What the exercise asks: Repeat every line of the data exactly, but not the pictures.

-- BEGIN --

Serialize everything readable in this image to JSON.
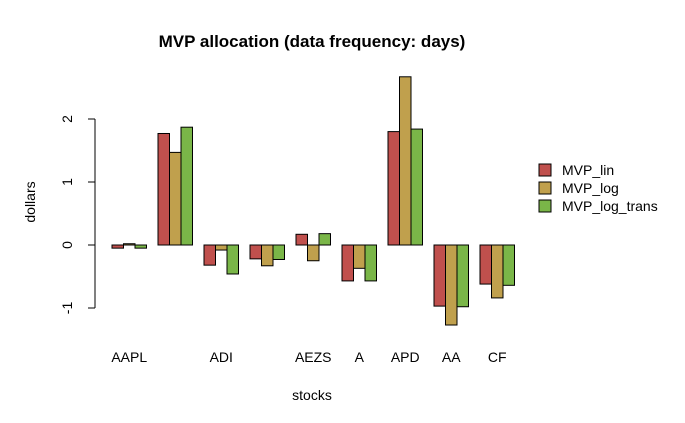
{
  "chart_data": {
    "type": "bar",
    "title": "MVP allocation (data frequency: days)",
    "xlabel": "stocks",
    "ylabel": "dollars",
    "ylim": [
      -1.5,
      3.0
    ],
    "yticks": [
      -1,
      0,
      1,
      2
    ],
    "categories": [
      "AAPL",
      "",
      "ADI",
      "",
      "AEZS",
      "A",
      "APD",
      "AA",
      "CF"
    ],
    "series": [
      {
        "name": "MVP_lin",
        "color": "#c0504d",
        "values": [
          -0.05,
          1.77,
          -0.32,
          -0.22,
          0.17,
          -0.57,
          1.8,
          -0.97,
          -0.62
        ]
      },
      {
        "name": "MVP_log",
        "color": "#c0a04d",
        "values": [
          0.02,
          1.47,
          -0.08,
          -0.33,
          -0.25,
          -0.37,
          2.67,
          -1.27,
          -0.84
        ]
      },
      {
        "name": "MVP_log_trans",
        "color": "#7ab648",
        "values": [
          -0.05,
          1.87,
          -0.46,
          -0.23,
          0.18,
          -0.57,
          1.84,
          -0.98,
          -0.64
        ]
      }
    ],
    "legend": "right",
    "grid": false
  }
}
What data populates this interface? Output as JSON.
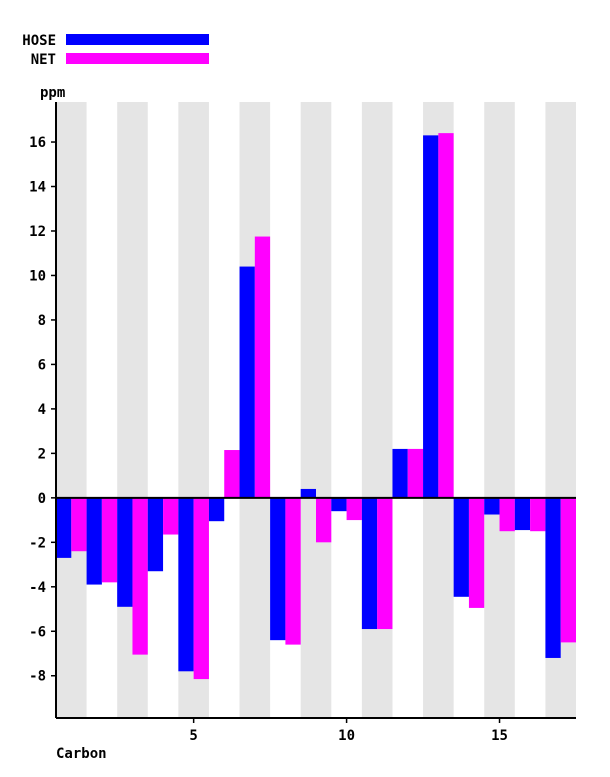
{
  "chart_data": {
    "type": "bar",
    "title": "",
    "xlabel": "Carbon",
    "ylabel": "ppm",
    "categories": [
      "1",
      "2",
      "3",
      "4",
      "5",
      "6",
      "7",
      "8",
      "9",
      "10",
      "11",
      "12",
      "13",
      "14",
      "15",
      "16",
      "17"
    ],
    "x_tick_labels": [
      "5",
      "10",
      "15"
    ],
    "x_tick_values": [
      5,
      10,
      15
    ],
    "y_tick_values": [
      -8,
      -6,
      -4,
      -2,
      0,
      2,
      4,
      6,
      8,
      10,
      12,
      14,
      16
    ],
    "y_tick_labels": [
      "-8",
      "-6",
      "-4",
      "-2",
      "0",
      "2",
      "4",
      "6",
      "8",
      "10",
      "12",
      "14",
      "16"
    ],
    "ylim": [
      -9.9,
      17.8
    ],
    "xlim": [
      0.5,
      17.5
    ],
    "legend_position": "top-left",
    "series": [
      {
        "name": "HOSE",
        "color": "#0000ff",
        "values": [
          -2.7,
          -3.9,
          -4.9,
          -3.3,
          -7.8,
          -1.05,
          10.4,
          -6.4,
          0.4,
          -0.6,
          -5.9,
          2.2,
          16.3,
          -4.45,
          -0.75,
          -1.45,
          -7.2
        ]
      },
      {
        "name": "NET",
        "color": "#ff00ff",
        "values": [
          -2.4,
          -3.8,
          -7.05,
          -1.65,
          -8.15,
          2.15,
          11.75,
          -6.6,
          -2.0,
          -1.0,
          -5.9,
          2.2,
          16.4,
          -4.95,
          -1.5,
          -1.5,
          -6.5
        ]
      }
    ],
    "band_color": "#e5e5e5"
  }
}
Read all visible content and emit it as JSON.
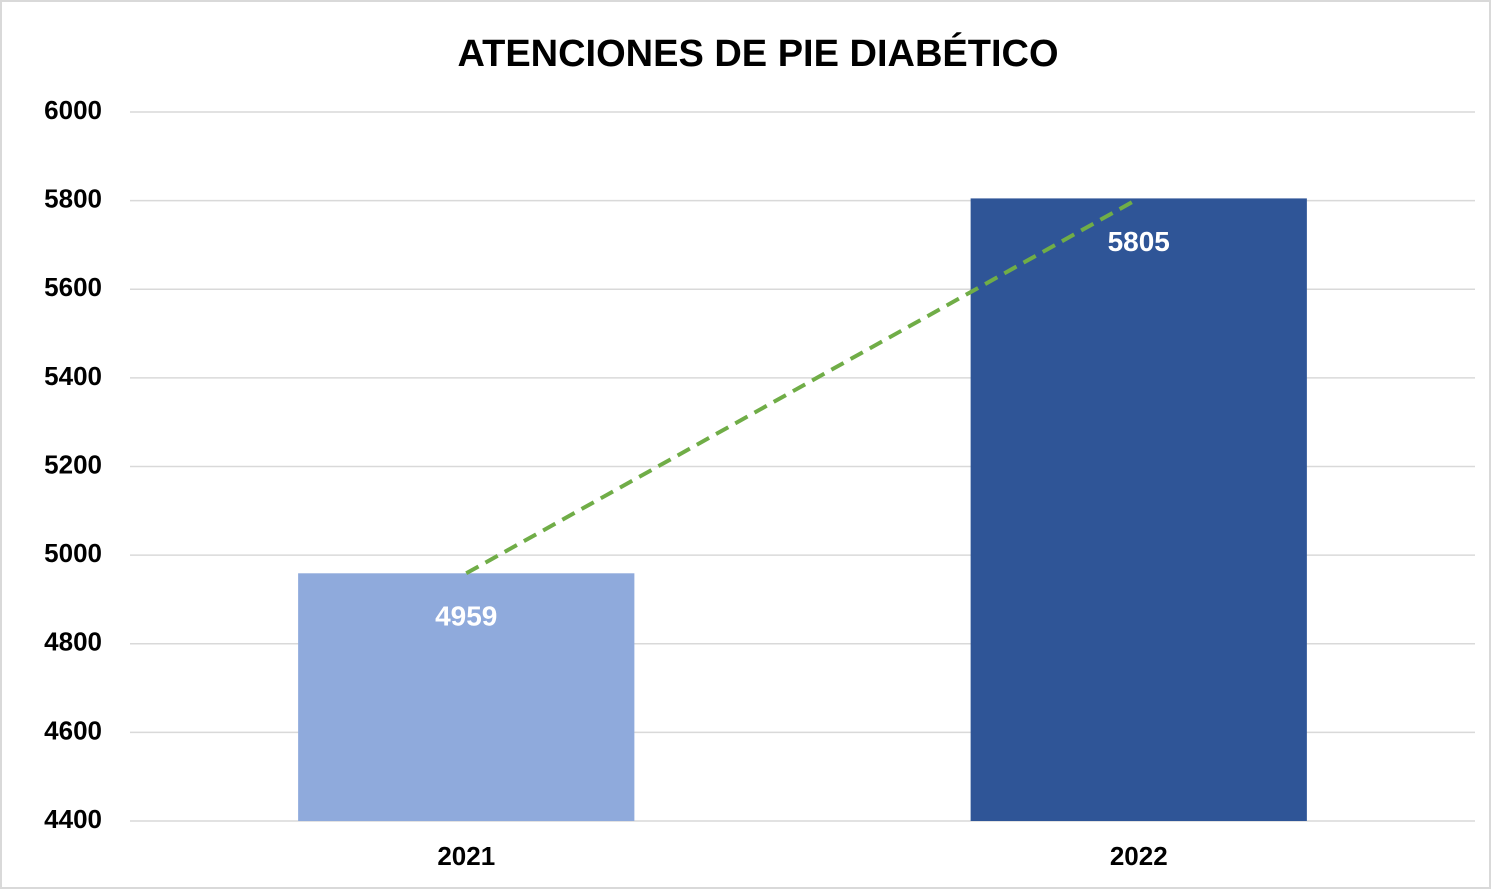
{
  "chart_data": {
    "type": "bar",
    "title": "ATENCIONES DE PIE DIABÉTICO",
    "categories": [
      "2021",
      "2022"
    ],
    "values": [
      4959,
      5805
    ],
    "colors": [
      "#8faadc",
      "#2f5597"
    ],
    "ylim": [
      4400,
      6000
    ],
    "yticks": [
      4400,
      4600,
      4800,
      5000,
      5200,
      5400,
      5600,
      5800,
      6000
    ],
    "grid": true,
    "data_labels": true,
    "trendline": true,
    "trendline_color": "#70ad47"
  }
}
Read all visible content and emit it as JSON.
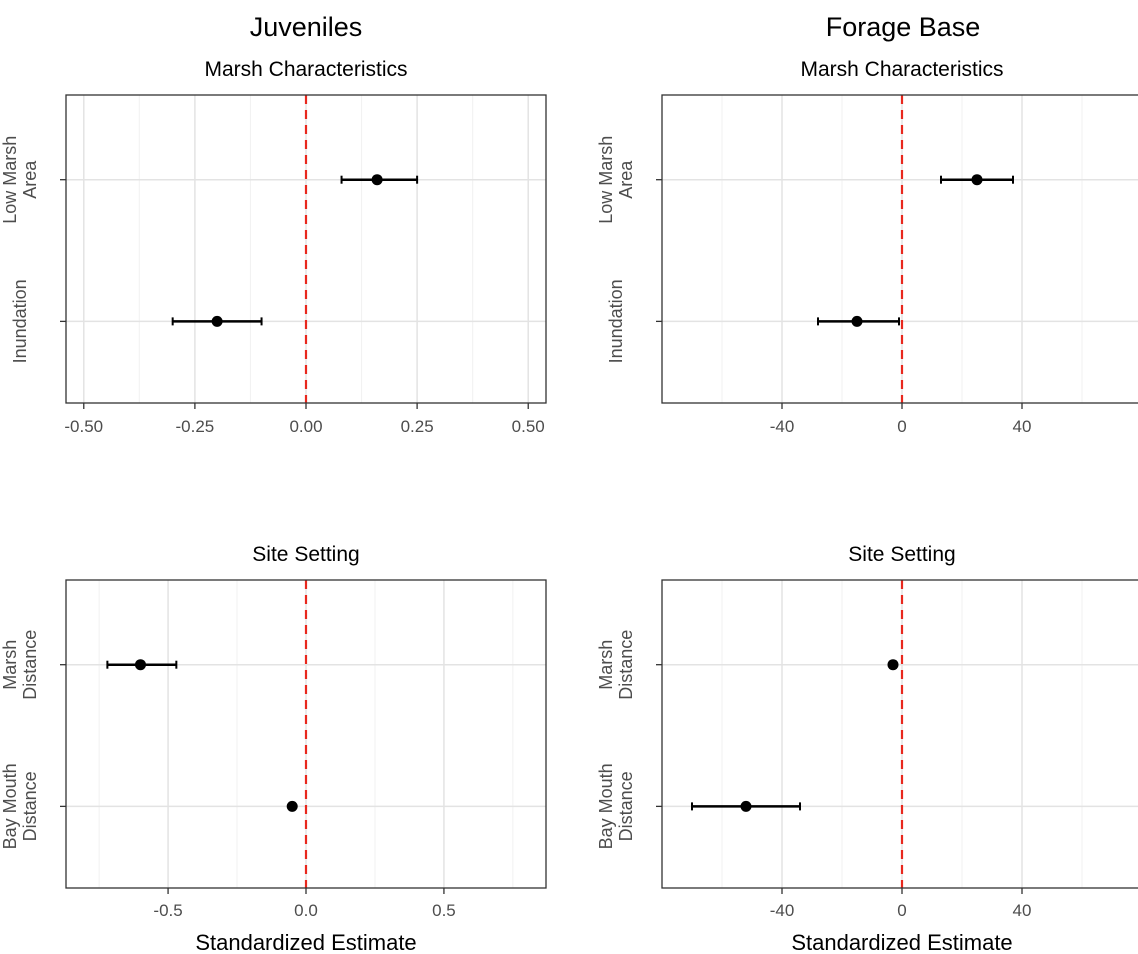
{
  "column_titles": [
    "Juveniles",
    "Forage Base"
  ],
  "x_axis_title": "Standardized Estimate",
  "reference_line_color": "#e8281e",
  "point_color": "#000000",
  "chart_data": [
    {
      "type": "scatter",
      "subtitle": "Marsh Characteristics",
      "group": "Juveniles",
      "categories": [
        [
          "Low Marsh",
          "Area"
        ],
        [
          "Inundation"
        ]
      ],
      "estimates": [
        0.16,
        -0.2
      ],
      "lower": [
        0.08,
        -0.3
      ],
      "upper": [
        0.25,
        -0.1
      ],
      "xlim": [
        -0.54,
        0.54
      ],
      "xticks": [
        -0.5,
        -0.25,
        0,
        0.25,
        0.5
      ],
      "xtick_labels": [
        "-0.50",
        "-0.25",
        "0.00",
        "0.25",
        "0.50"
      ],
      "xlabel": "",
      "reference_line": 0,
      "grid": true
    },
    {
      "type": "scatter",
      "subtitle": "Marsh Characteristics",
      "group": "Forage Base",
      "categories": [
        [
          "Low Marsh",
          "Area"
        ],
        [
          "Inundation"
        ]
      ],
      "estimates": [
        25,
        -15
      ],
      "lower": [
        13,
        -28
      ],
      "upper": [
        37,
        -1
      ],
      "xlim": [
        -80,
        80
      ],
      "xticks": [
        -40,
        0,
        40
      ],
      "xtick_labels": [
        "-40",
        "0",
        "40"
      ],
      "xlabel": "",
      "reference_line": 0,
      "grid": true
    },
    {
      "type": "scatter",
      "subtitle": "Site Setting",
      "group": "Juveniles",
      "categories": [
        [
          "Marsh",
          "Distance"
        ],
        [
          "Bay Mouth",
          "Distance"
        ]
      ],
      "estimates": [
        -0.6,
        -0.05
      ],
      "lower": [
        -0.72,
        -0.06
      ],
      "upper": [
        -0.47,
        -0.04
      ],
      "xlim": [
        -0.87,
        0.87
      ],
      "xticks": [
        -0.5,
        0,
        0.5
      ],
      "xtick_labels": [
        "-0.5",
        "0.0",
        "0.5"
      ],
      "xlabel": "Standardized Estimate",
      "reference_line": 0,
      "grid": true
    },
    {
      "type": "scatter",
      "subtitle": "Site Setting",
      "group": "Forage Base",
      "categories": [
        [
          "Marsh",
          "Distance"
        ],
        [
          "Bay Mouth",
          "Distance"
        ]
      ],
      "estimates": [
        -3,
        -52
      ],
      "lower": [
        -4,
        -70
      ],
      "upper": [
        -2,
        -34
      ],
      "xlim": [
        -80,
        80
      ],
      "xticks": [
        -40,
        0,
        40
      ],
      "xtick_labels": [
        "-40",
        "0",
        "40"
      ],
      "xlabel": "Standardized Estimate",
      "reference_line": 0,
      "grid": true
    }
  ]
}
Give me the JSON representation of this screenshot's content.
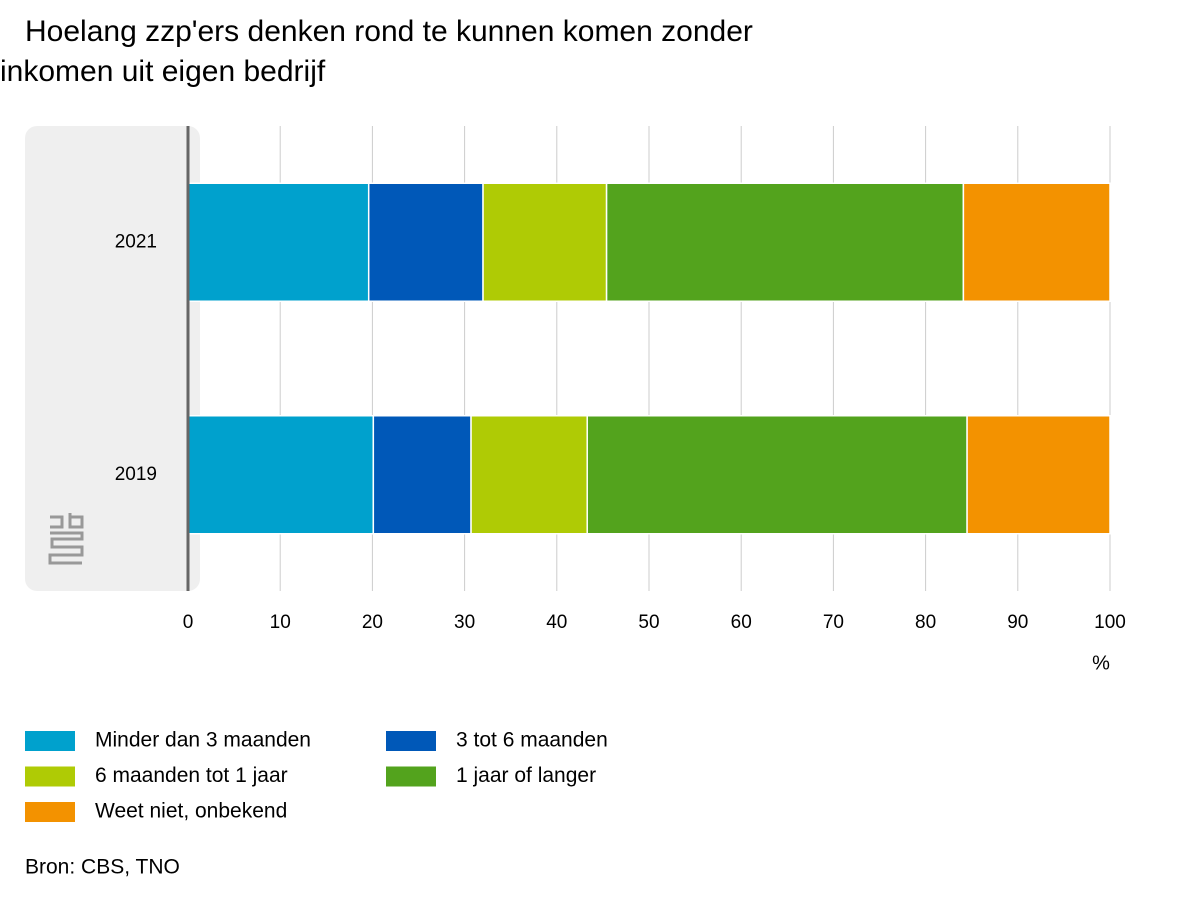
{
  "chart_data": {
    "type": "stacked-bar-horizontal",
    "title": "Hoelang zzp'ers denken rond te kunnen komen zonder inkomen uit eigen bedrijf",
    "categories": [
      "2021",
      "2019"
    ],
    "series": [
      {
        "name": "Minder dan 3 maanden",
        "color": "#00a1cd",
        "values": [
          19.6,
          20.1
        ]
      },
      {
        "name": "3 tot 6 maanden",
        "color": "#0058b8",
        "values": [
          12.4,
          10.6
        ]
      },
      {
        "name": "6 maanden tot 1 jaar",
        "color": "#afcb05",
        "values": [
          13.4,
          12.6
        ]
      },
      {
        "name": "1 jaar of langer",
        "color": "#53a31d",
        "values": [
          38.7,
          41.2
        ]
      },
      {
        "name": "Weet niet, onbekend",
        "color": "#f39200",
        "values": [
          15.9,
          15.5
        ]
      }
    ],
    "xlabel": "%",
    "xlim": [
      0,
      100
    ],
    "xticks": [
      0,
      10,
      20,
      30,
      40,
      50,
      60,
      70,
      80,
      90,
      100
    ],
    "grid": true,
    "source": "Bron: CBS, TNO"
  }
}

-- END --

Output below:
Serialize everything readable in this image to JSON.
{
  "chart_data": {
    "type": "bar",
    "title": "MVP allocation (data frequency: days)",
    "xlabel": "stocks",
    "ylabel": "dollars",
    "ylim": [
      -1.5,
      3.0
    ],
    "yticks": [
      -1,
      0,
      1,
      2
    ],
    "categories": [
      "AAPL",
      "",
      "ADI",
      "",
      "AEZS",
      "A",
      "APD",
      "AA",
      "CF"
    ],
    "series": [
      {
        "name": "MVP_lin",
        "color": "#c0504d",
        "values": [
          -0.05,
          1.77,
          -0.32,
          -0.22,
          0.17,
          -0.57,
          1.8,
          -0.97,
          -0.62
        ]
      },
      {
        "name": "MVP_log",
        "color": "#c0a04d",
        "values": [
          0.02,
          1.47,
          -0.08,
          -0.33,
          -0.25,
          -0.37,
          2.67,
          -1.27,
          -0.84
        ]
      },
      {
        "name": "MVP_log_trans",
        "color": "#7ab648",
        "values": [
          -0.05,
          1.87,
          -0.46,
          -0.23,
          0.18,
          -0.57,
          1.84,
          -0.98,
          -0.64
        ]
      }
    ],
    "legend": "right",
    "grid": false
  }
}
What data populates this interface? Output as JSON.
{
  "chart_data": {
    "type": "bar",
    "title": "",
    "xlabel": "Carbon",
    "ylabel": "ppm",
    "categories": [
      "1",
      "2",
      "3",
      "4",
      "5",
      "6",
      "7",
      "8",
      "9",
      "10",
      "11",
      "12",
      "13",
      "14",
      "15",
      "16",
      "17"
    ],
    "x_tick_labels": [
      "5",
      "10",
      "15"
    ],
    "x_tick_values": [
      5,
      10,
      15
    ],
    "y_tick_values": [
      -8,
      -6,
      -4,
      -2,
      0,
      2,
      4,
      6,
      8,
      10,
      12,
      14,
      16
    ],
    "y_tick_labels": [
      "-8",
      "-6",
      "-4",
      "-2",
      "0",
      "2",
      "4",
      "6",
      "8",
      "10",
      "12",
      "14",
      "16"
    ],
    "ylim": [
      -9.9,
      17.8
    ],
    "xlim": [
      0.5,
      17.5
    ],
    "legend_position": "top-left",
    "series": [
      {
        "name": "HOSE",
        "color": "#0000ff",
        "values": [
          -2.7,
          -3.9,
          -4.9,
          -3.3,
          -7.8,
          -1.05,
          10.4,
          -6.4,
          0.4,
          -0.6,
          -5.9,
          2.2,
          16.3,
          -4.45,
          -0.75,
          -1.45,
          -7.2
        ]
      },
      {
        "name": "NET",
        "color": "#ff00ff",
        "values": [
          -2.4,
          -3.8,
          -7.05,
          -1.65,
          -8.15,
          2.15,
          11.75,
          -6.6,
          -2.0,
          -1.0,
          -5.9,
          2.2,
          16.4,
          -4.95,
          -1.5,
          -1.5,
          -6.5
        ]
      }
    ],
    "band_color": "#e5e5e5"
  }
}
Read all visible content and emit it as JSON.
{
  "chart_data": {
    "type": "bar",
    "title": "ATENCIONES DE PIE DIABÉTICO",
    "categories": [
      "2021",
      "2022"
    ],
    "values": [
      4959,
      5805
    ],
    "colors": [
      "#8faadc",
      "#2f5597"
    ],
    "ylim": [
      4400,
      6000
    ],
    "yticks": [
      4400,
      4600,
      4800,
      5000,
      5200,
      5400,
      5600,
      5800,
      6000
    ],
    "grid": true,
    "data_labels": true,
    "trendline": true,
    "trendline_color": "#70ad47"
  }
}
Read all visible content and emit it as JSON.
{
  "column_titles": [
    "Juveniles",
    "Forage Base"
  ],
  "x_axis_title": "Standardized Estimate",
  "reference_line_color": "#e8281e",
  "point_color": "#000000",
  "chart_data": [
    {
      "type": "scatter",
      "subtitle": "Marsh Characteristics",
      "group": "Juveniles",
      "categories": [
        [
          "Low Marsh",
          "Area"
        ],
        [
          "Inundation"
        ]
      ],
      "estimates": [
        0.16,
        -0.2
      ],
      "lower": [
        0.08,
        -0.3
      ],
      "upper": [
        0.25,
        -0.1
      ],
      "xlim": [
        -0.54,
        0.54
      ],
      "xticks": [
        -0.5,
        -0.25,
        0,
        0.25,
        0.5
      ],
      "xtick_labels": [
        "-0.50",
        "-0.25",
        "0.00",
        "0.25",
        "0.50"
      ],
      "xlabel": "",
      "reference_line": 0,
      "grid": true
    },
    {
      "type": "scatter",
      "subtitle": "Marsh Characteristics",
      "group": "Forage Base",
      "categories": [
        [
          "Low Marsh",
          "Area"
        ],
        [
          "Inundation"
        ]
      ],
      "estimates": [
        25,
        -15
      ],
      "lower": [
        13,
        -28
      ],
      "upper": [
        37,
        -1
      ],
      "xlim": [
        -80,
        80
      ],
      "xticks": [
        -40,
        0,
        40
      ],
      "xtick_labels": [
        "-40",
        "0",
        "40"
      ],
      "xlabel": "",
      "reference_line": 0,
      "grid": true
    },
    {
      "type": "scatter",
      "subtitle": "Site Setting",
      "group": "Juveniles",
      "categories": [
        [
          "Marsh",
          "Distance"
        ],
        [
          "Bay Mouth",
          "Distance"
        ]
      ],
      "estimates": [
        -0.6,
        -0.05
      ],
      "lower": [
        -0.72,
        -0.06
      ],
      "upper": [
        -0.47,
        -0.04
      ],
      "xlim": [
        -0.87,
        0.87
      ],
      "xticks": [
        -0.5,
        0,
        0.5
      ],
      "xtick_labels": [
        "-0.5",
        "0.0",
        "0.5"
      ],
      "xlabel": "Standardized Estimate",
      "reference_line": 0,
      "grid": true
    },
    {
      "type": "scatter",
      "subtitle": "Site Setting",
      "group": "Forage Base",
      "categories": [
        [
          "Marsh",
          "Distance"
        ],
        [
          "Bay Mouth",
          "Distance"
        ]
      ],
      "estimates": [
        -3,
        -52
      ],
      "lower": [
        -4,
        -70
      ],
      "upper": [
        -2,
        -34
      ],
      "xlim": [
        -80,
        80
      ],
      "xticks": [
        -40,
        0,
        40
      ],
      "xtick_labels": [
        "-40",
        "0",
        "40"
      ],
      "xlabel": "Standardized Estimate",
      "reference_line": 0,
      "grid": true
    }
  ]
}
Give me the JSON representation of this screenshot's content.
{
  "chart_data": {
    "type": "stacked-bar-horizontal",
    "title": "Hoelang zzp'ers denken rond te kunnen komen zonder inkomen uit eigen bedrijf",
    "categories": [
      "2021",
      "2019"
    ],
    "series": [
      {
        "name": "Minder dan 3 maanden",
        "color": "#00a1cd",
        "values": [
          19.6,
          20.1
        ]
      },
      {
        "name": "3 tot 6 maanden",
        "color": "#0058b8",
        "values": [
          12.4,
          10.6
        ]
      },
      {
        "name": "6 maanden tot 1 jaar",
        "color": "#afcb05",
        "values": [
          13.4,
          12.6
        ]
      },
      {
        "name": "1 jaar of langer",
        "color": "#53a31d",
        "values": [
          38.7,
          41.2
        ]
      },
      {
        "name": "Weet niet, onbekend",
        "color": "#f39200",
        "values": [
          15.9,
          15.5
        ]
      }
    ],
    "xlabel": "%",
    "xlim": [
      0,
      100
    ],
    "xticks": [
      0,
      10,
      20,
      30,
      40,
      50,
      60,
      70,
      80,
      90,
      100
    ],
    "grid": true,
    "source": "Bron: CBS, TNO"
  }
}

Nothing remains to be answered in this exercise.